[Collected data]
________________

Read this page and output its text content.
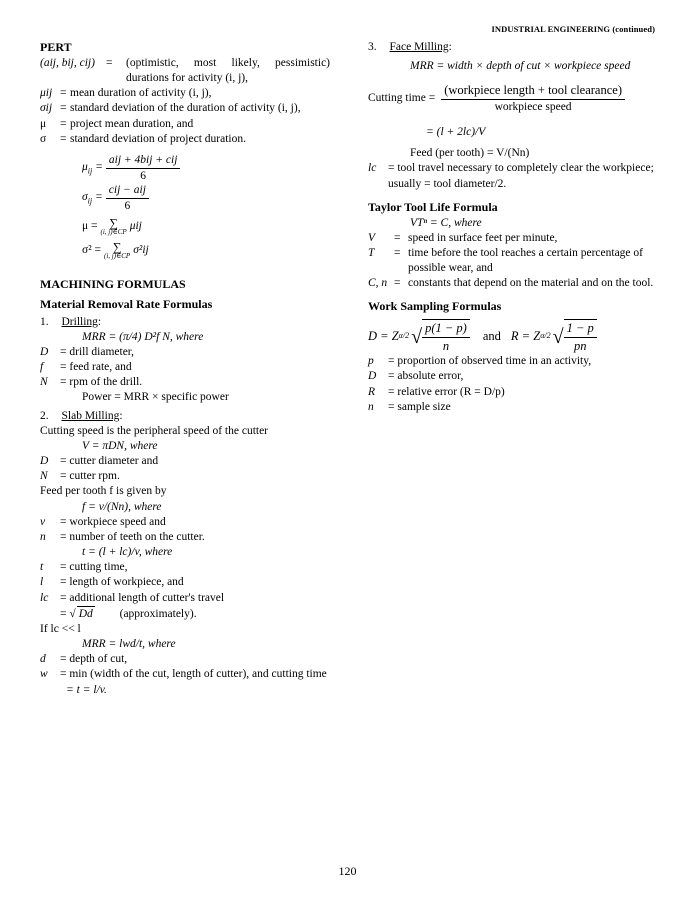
INDUSTRIAL ENGINEERING (continued)
PERT
(aij, bij, cij) =	(optimistic, most likely, pessimistic) durations for activity (i, j),
μij = mean duration of activity (i, j),
σij = standard deviation of the duration of activity (i, j),
μ	= project mean duration, and
σ	= standard deviation of project duration.
$\mu_{ij} = \frac{\text{aij + 4bij + cij}}{6}$
$\sigma_{ij} = \frac{\text{cij − aij}}{6}$
μ = ∑
(i, j)∈CP μij
σ² = ∑
(i, j)∈CP σ²ij
MACHINING FORMULAS
Material Removal Rate Formulas
1. Drilling:
MRR = (π/4) D²f N, where
D	= drill diameter,
f	= feed rate, and
N	= rpm of the drill.
Power = MRR × specific power
2. Slab Milling:
Cutting speed is the peripheral speed of the cutter
V = πDN, where
D	= cutter diameter and
N	= cutter rpm.
Feed per tooth f is given by
f = v/(Nn), where
v	= workpiece speed and
n	= number of teeth on the cutter.
t = (l + lc)/v, where
t	= cutting time,
l	= length of workpiece, and
lc	= additional length of cutter's travel
= √ Dd (approximately).
If lc << l
MRR = lwd/t, where
d	= depth of cut,
w	= min (width of the cut, length of cutter), and cutting time
= t = l/v.
3. Face Milling:
MRR = width × depth of cut × workpiece speed
Cutting time = $\frac{\text{(workpiece length + tool clearance)}}{\text{workpiece speed}}$
= (l + 2lc)/V
Feed (per tooth) = V/(Nn)
lc	= tool travel necessary to completely clear the workpiece; usually = tool diameter/2.
Taylor Tool Life Formula
VTⁿ = C, where
V	= speed in surface feet per minute,
T	= time before the tool reaches a certain percentage of possible wear, and
C, n = constants that depend on the material and on the tool.
Work Sampling Formulas
D = Z α/2 √ $\frac{p(1 - p)}{n}$ and R = Z α/2 √ $\frac{1 - p}{pn}$
p	= proportion of observed time in an activity,
D	= absolute error,
R	= relative error (R = D/p)
n	= sample size
120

________________

**What to work on:** Write out each entry exactly as given, omitting any picture.

**Result of the exercise:**
Read this page and output its text content.
INDUSTRIAL ENGINEERING (continued)
PERT
(aij, bij, cij) =	(optimistic, most likely, pessimistic) durations for activity (i, j),
μij = mean duration of activity (i, j),
σij = standard deviation of the duration of activity (i, j),
μ	= project mean duration, and
σ	= standard deviation of project duration.
$\mu_{ij} = \frac{\text{aij + 4bij + cij}}{6}$
$\sigma_{ij} = \frac{\text{cij − aij}}{6}$
μ = ∑
(i, j)∈CP μij
σ² = ∑
(i, j)∈CP σ²ij
MACHINING FORMULAS
Material Removal Rate Formulas
1. Drilling:
MRR = (π/4) D²f N, where
D	= drill diameter,
f	= feed rate, and
N	= rpm of the drill.
Power = MRR × specific power
2. Slab Milling:
Cutting speed is the peripheral speed of the cutter
V = πDN, where
D	= cutter diameter and
N	= cutter rpm.
Feed per tooth f is given by
f = v/(Nn), where
v	= workpiece speed and
n	= number of teeth on the cutter.
t = (l + lc)/v, where
t	= cutting time,
l	= length of workpiece, and
lc	= additional length of cutter's travel
= √ Dd (approximately).
If lc << l
MRR = lwd/t, where
d	= depth of cut,
w	= min (width of the cut, length of cutter), and cutting time
= t = l/v.
3. Face Milling:
MRR = width × depth of cut × workpiece speed
Cutting time = $\frac{\text{(workpiece length + tool clearance)}}{\text{workpiece speed}}$
= (l + 2lc)/V
Feed (per tooth) = V/(Nn)
lc	= tool travel necessary to completely clear the workpiece; usually = tool diameter/2.
Taylor Tool Life Formula
VTⁿ = C, where
V	= speed in surface feet per minute,
T	= time before the tool reaches a certain percentage of possible wear, and
C, n = constants that depend on the material and on the tool.
Work Sampling Formulas
D = Z α/2 √ $\frac{p(1 - p)}{n}$ and R = Z α/2 √ $\frac{1 - p}{pn}$
p	= proportion of observed time in an activity,
D	= absolute error,
R	= relative error (R = D/p)
n	= sample size
120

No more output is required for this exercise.